» Exercise directions
Sort through the entries below and pull out lines containing the word "изложения".

[Data excerpts]
::::::::
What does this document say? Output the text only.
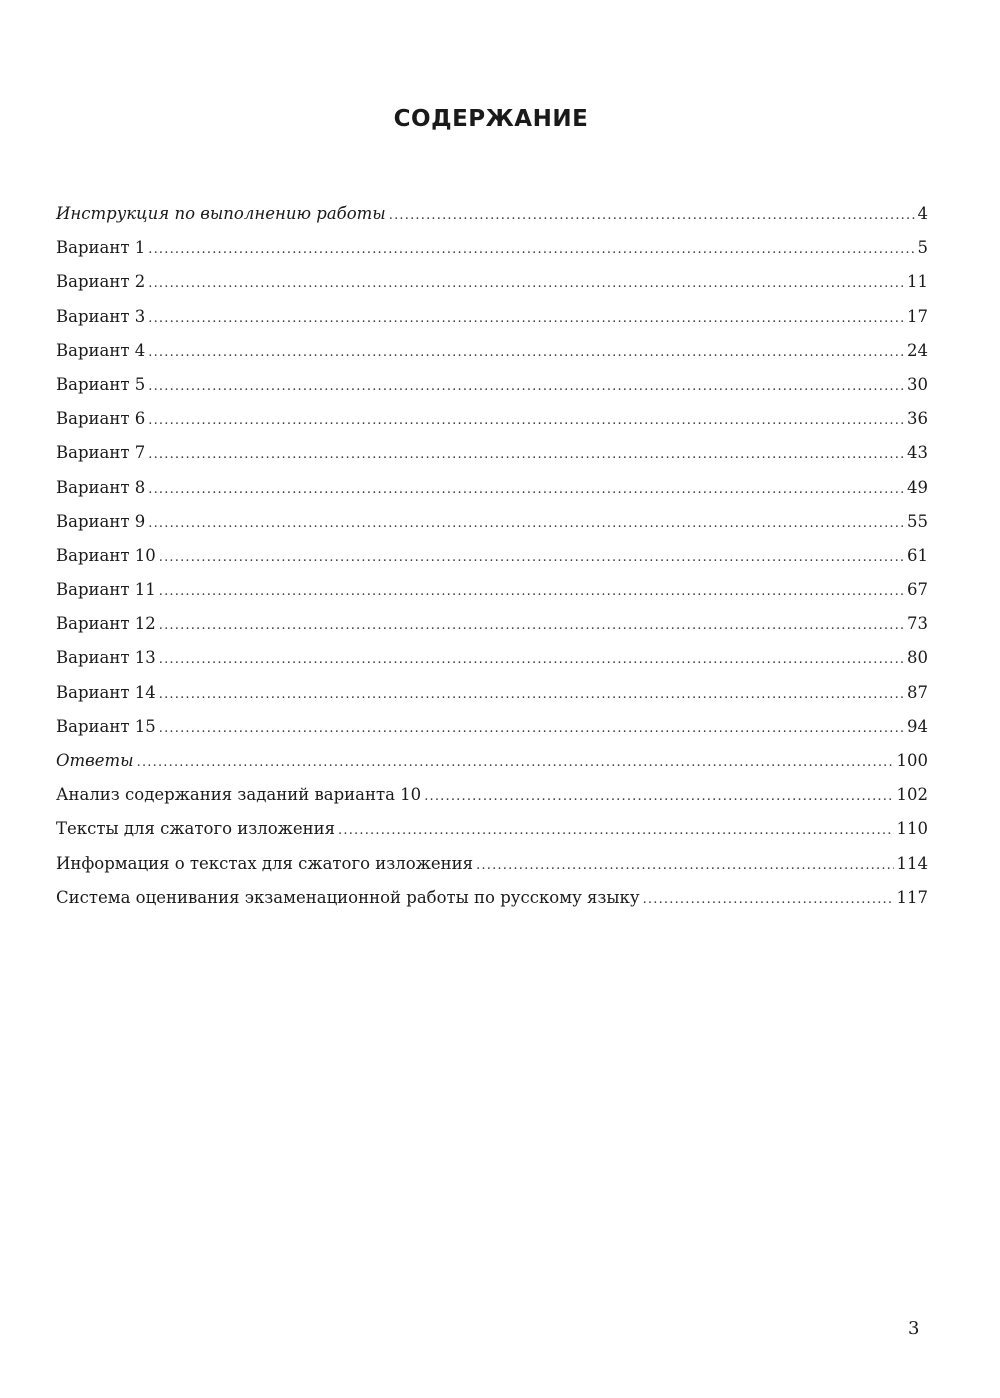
СОДЕРЖАНИЕ
Инструкция по выполнению работы .....	4
Вариант 1 .....	5
Вариант 2 .....	11
Вариант 3 .....	17
Вариант 4 .....	24
Вариант 5 .....	30
Вариант 6 .....	36
Вариант 7 .....	43
Вариант 8 .....	49
Вариант 9 .....	55
Вариант 10 .....	61
Вариант 11 .....	67
Вариант 12 .....	73
Вариант 13 .....	80
Вариант 14 .....	87
Вариант 15 .....	94
Ответы .....	100
Анализ содержания заданий варианта 10 .....	102
Тексты для сжатого изложения .....	110
Информация о текстах для сжатого изложения .....	114
Система оценивания экзаменационной работы по русскому языку .....	117
3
::::::::
» Full output
Тексты для сжатого изложения .....	110
Информация о текстах для сжатого изложения .....	114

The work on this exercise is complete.